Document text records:
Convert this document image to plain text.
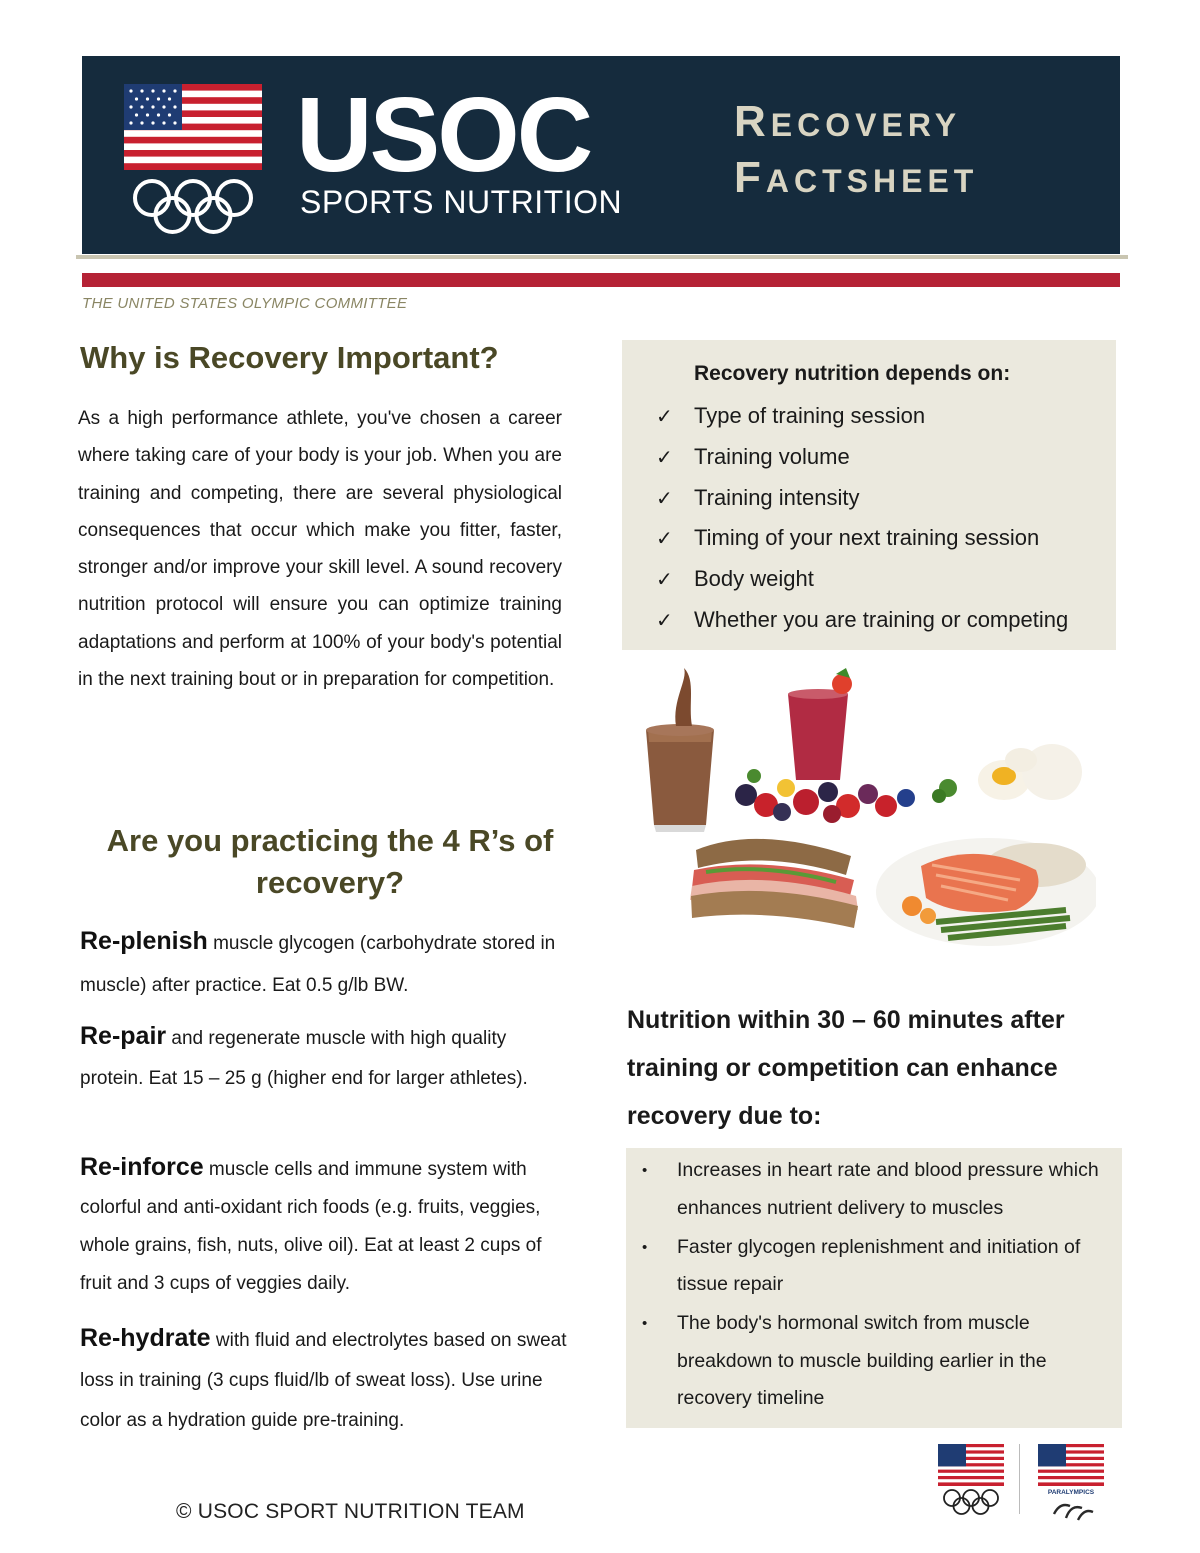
USOC
SPORTS NUTRITION
RECOVERY
FACTSHEET
THE UNITED STATES OLYMPIC COMMITTEE
Why is Recovery Important?
As a high performance athlete, you've chosen a career where taking care of your body is your job. When you are training and competing, there are several physiological consequences that occur which make you fitter, faster, stronger and/or improve your skill level. A sound recovery nutrition protocol will ensure you can optimize training adaptations and perform at 100% of your body's potential in the next training bout or in preparation for competition.
Are you practicing the 4 R’s of recovery?
Re-plenish muscle glycogen (carbohydrate stored in muscle) after practice. Eat 0.5 g/lb BW.
Re-pair and regenerate muscle with high quality protein. Eat 15 – 25 g (higher end for larger athletes).
Re-inforce muscle cells and immune system with colorful and anti-oxidant rich foods (e.g. fruits, veggies, whole grains, fish, nuts, olive oil). Eat at least 2 cups of fruit and 3 cups of veggies daily.
Re-hydrate with fluid and electrolytes based on sweat loss in training (3 cups fluid/lb of sweat loss). Use urine color as a hydration guide pre-training.
© USOC SPORT NUTRITION TEAM
Recovery nutrition depends on:
✓ Type of training session
✓ Training volume
✓ Training intensity
✓ Timing of your next training session
✓ Body weight
✓ Whether you are training or competing
Nutrition within 30 – 60 minutes after training or competition can enhance recovery due to:
• Increases in heart rate and blood pressure which enhances nutrient delivery to muscles
• Faster glycogen replenishment and initiation of tissue repair
• The body's hormonal switch from muscle breakdown to muscle building earlier in the recovery timeline
PARALYMPICS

TRY IT →
Transcribe each entry above without alteration, but keep the pictures out.

WRITTEN REPLY →
Convert this document image to plain text.
USOC
SPORTS NUTRITION
RECOVERY
FACTSHEET
THE UNITED STATES OLYMPIC COMMITTEE
Why is Recovery Important?
As a high performance athlete, you've chosen a career where taking care of your body is your job. When you are training and competing, there are several physiological consequences that occur which make you fitter, faster, stronger and/or improve your skill level. A sound recovery nutrition protocol will ensure you can optimize training adaptations and perform at 100% of your body's potential in the next training bout or in preparation for competition.
Are you practicing the 4 R’s of recovery?
Re-plenish muscle glycogen (carbohydrate stored in muscle) after practice. Eat 0.5 g/lb BW.
Re-pair and regenerate muscle with high quality protein. Eat 15 – 25 g (higher end for larger athletes).
Re-inforce muscle cells and immune system with colorful and anti-oxidant rich foods (e.g. fruits, veggies, whole grains, fish, nuts, olive oil). Eat at least 2 cups of fruit and 3 cups of veggies daily.
Re-hydrate with fluid and electrolytes based on sweat loss in training (3 cups fluid/lb of sweat loss). Use urine color as a hydration guide pre-training.
© USOC SPORT NUTRITION TEAM
Recovery nutrition depends on:
✓ Type of training session
✓ Training volume
✓ Training intensity
✓ Timing of your next training session
✓ Body weight
✓ Whether you are training or competing
Nutrition within 30 – 60 minutes after training or competition can enhance recovery due to:
• Increases in heart rate and blood pressure which enhances nutrient delivery to muscles
• Faster glycogen replenishment and initiation of tissue repair
• The body's hormonal switch from muscle breakdown to muscle building earlier in the recovery timeline
PARALYMPICS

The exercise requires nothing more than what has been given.